» **Exercise details**:
Only lines with the string "access" matter here; gather them from the material below.

» **Extracted material**:
----

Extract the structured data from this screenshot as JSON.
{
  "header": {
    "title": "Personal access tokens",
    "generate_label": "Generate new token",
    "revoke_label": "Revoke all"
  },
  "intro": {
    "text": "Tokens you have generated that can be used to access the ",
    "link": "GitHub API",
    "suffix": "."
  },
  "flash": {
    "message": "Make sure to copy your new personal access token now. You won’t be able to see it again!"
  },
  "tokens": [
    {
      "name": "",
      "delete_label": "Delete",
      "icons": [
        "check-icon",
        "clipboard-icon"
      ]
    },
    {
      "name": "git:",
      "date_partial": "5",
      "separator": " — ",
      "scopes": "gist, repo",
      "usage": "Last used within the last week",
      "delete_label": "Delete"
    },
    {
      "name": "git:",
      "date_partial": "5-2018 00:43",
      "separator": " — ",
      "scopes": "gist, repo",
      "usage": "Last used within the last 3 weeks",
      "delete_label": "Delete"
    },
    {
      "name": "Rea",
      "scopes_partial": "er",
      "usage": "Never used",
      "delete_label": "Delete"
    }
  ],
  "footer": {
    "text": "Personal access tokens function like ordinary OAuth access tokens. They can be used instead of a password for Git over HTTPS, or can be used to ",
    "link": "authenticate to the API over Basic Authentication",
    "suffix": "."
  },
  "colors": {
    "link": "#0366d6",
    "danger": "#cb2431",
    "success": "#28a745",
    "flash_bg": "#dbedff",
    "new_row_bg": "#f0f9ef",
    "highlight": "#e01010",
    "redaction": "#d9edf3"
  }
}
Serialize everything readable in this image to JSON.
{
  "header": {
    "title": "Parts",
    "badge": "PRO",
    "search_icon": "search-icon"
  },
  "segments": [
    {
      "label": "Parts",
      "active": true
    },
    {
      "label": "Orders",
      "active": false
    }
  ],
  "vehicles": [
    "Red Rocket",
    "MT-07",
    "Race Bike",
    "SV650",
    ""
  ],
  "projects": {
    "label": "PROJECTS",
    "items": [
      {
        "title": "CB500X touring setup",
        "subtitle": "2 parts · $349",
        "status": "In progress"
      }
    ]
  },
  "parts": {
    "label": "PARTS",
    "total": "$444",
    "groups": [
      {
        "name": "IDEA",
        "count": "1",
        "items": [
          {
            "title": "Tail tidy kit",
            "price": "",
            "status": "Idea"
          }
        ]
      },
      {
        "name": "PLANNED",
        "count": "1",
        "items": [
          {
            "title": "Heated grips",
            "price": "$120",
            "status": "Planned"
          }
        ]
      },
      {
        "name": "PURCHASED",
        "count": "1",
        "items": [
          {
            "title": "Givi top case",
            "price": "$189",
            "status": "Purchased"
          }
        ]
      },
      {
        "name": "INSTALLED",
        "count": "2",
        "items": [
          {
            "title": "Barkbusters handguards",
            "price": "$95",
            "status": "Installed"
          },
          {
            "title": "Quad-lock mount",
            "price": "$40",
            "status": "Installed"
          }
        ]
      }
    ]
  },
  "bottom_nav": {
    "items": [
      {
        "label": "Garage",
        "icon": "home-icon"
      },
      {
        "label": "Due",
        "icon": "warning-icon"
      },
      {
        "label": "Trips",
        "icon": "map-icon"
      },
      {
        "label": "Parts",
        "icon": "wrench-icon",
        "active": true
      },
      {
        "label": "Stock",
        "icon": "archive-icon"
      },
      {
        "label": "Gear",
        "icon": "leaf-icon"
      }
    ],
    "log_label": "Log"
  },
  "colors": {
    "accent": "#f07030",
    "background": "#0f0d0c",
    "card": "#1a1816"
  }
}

----

» **Solution to the exercise**:
    "title": "Personal access tokens",
    "text": "Tokens you have generated that can be used to access the ",
    "message": "Make sure to copy your new personal access token now. You won’t be able to see it again!"
    "text": "Personal access tokens function like ordinary OAuth access tokens. They can be used instead of a password for Git over HTTPS, or can be used to ",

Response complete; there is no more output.